TEXT BLOCK >>
______________________________
Sunday, March 28, 2010

Sneaky Sneaky


I think I am now finally old enough to have my own proper pet. I would really like a cat. I have been observing friends and family with their four legged friends and feel I would adapt easily into the role of cat owner, hi I'm Sasha, yeah that's right, I own a cat.
The first stumbling block I hit was a clause in our lease stating no pets. I have decided I can work around this one. We already have fish, the landlady seems fine with them, so a cat shouldn't be too far a leap.
The next stumbling block is the live-in love of my life. He has a really appalling cat allergy. Not just your usual streaming eye sort of thing, but full on can't breathe allergy. This is going to be trickier than I had initially thought...
I do play a little game with myself when bored at my desk, imagining that I have a really large Persian cat sitting on my knee and I have to work around him. Its a charm of a sport, makes any dull Tuesday fly by. So I applied the same principles to the apartment cat. I would imagine I had a cat and see how that went.
Hello Sneaky. Sneaky is now my imaginary cat, he officially lives up the chimney and sneaks out, hiding from the allergy, so we can all live harmoniously. Its going down an absolute storm! We love Sneaky! (I love having a third party to blame for stuff, Sneaky is a demon for not putting my clothes away.)
______________________________
SOURCE EXCERPT >>

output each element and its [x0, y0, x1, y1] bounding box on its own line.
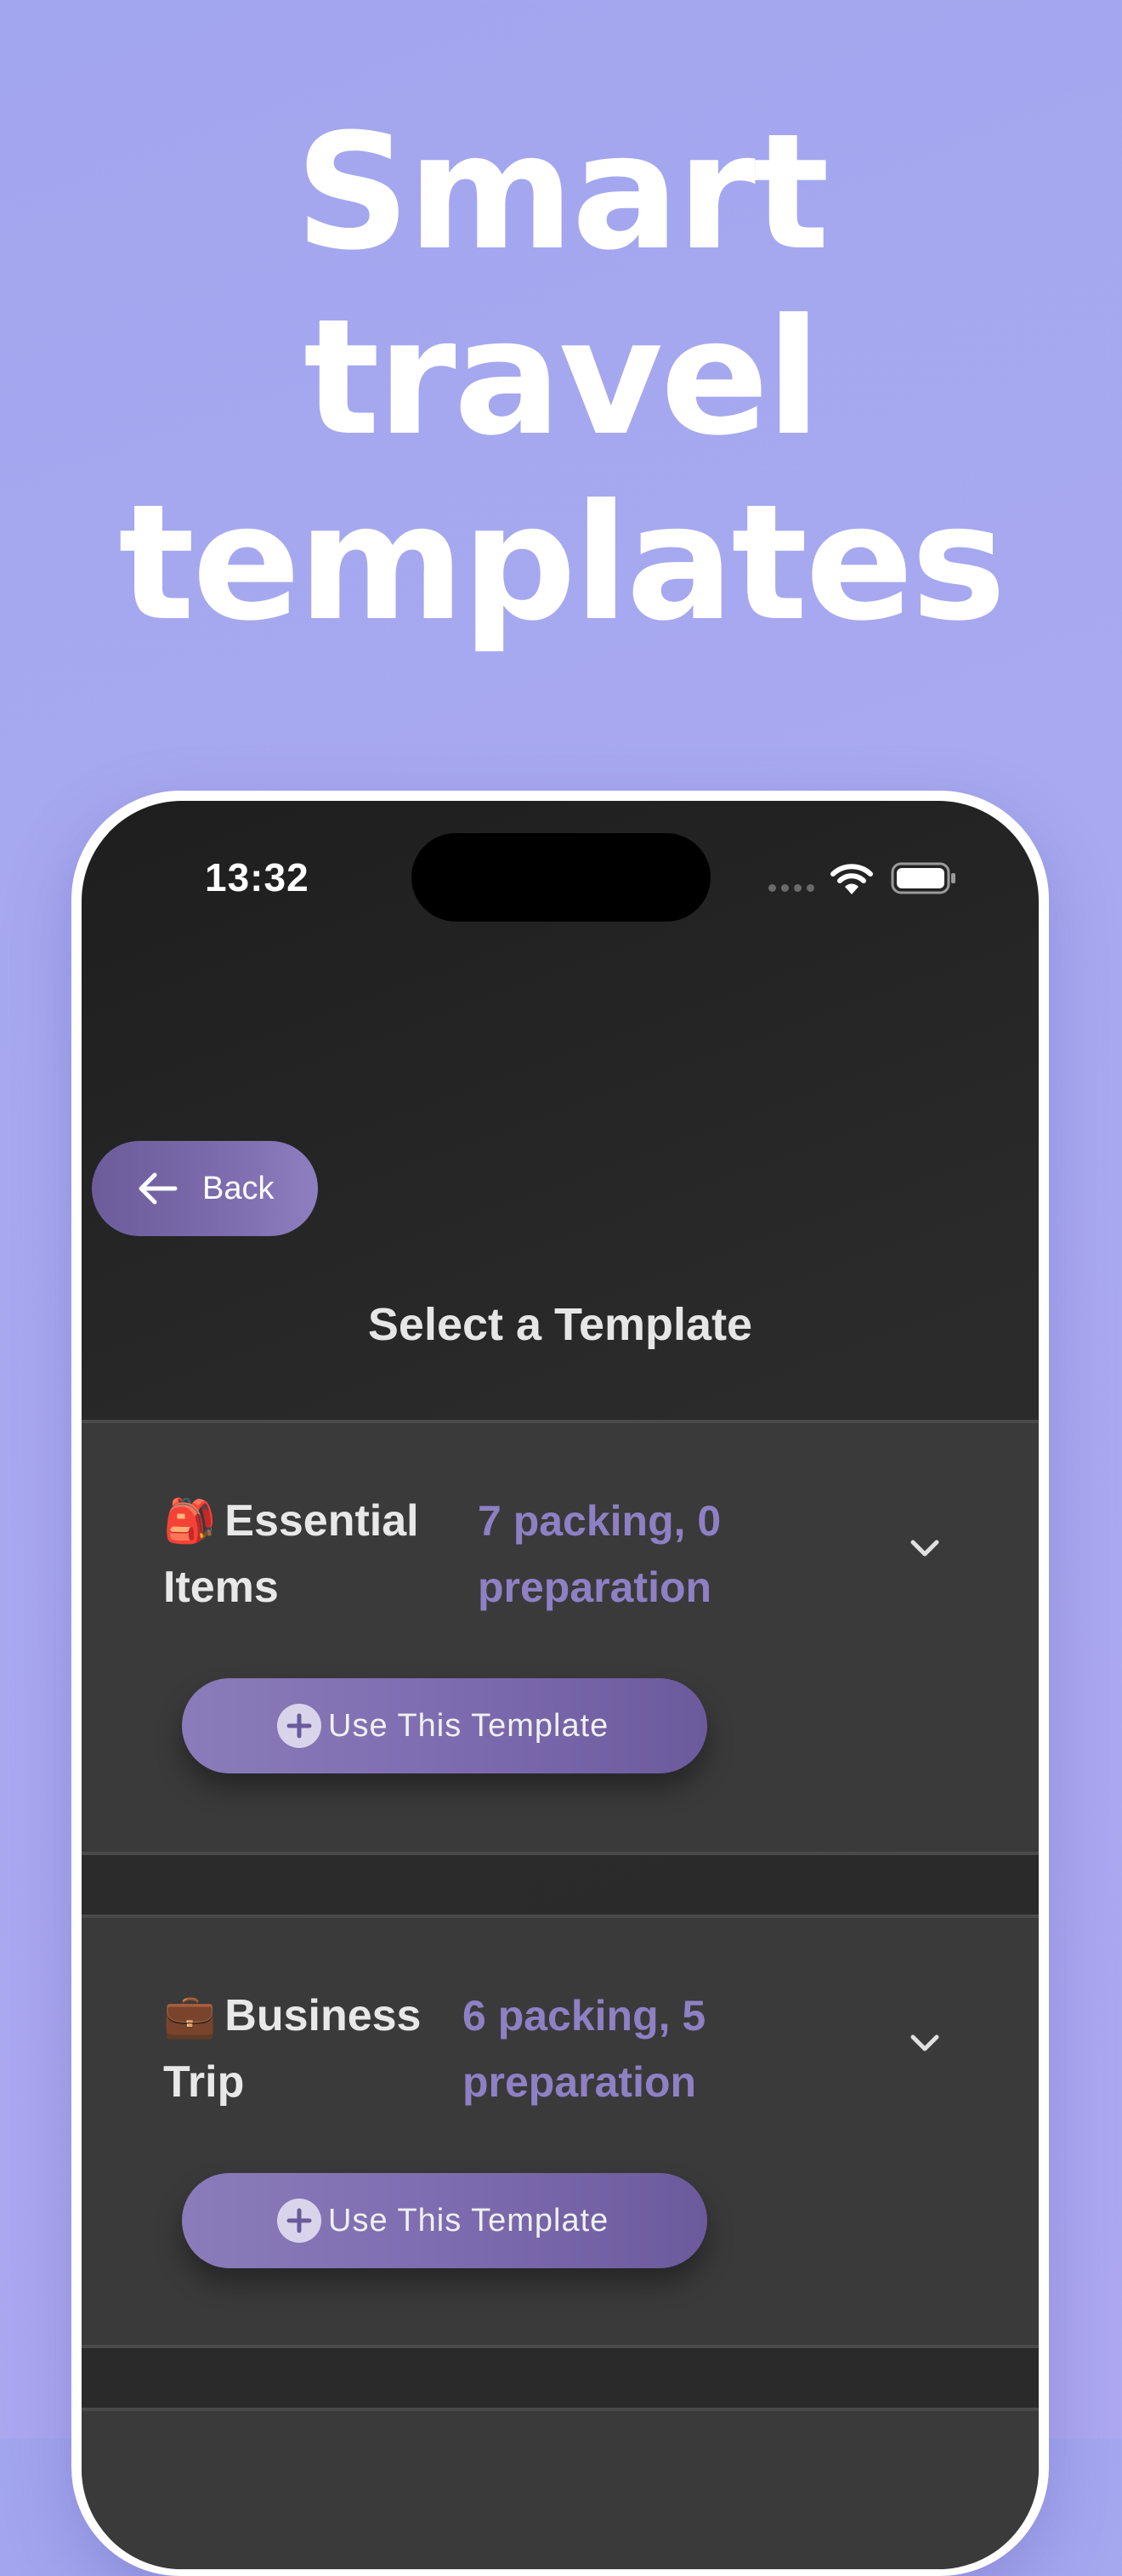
______________________________
CHALLENGE >>
In the blog post, why does the writer think the lease's no-pets clause can be worked around? Answer in one to three sentences.

SOLUTION >>
The household already has fish, and the landlady seems fine with them. So the writer reasons that a cat shouldn't be too far a leap.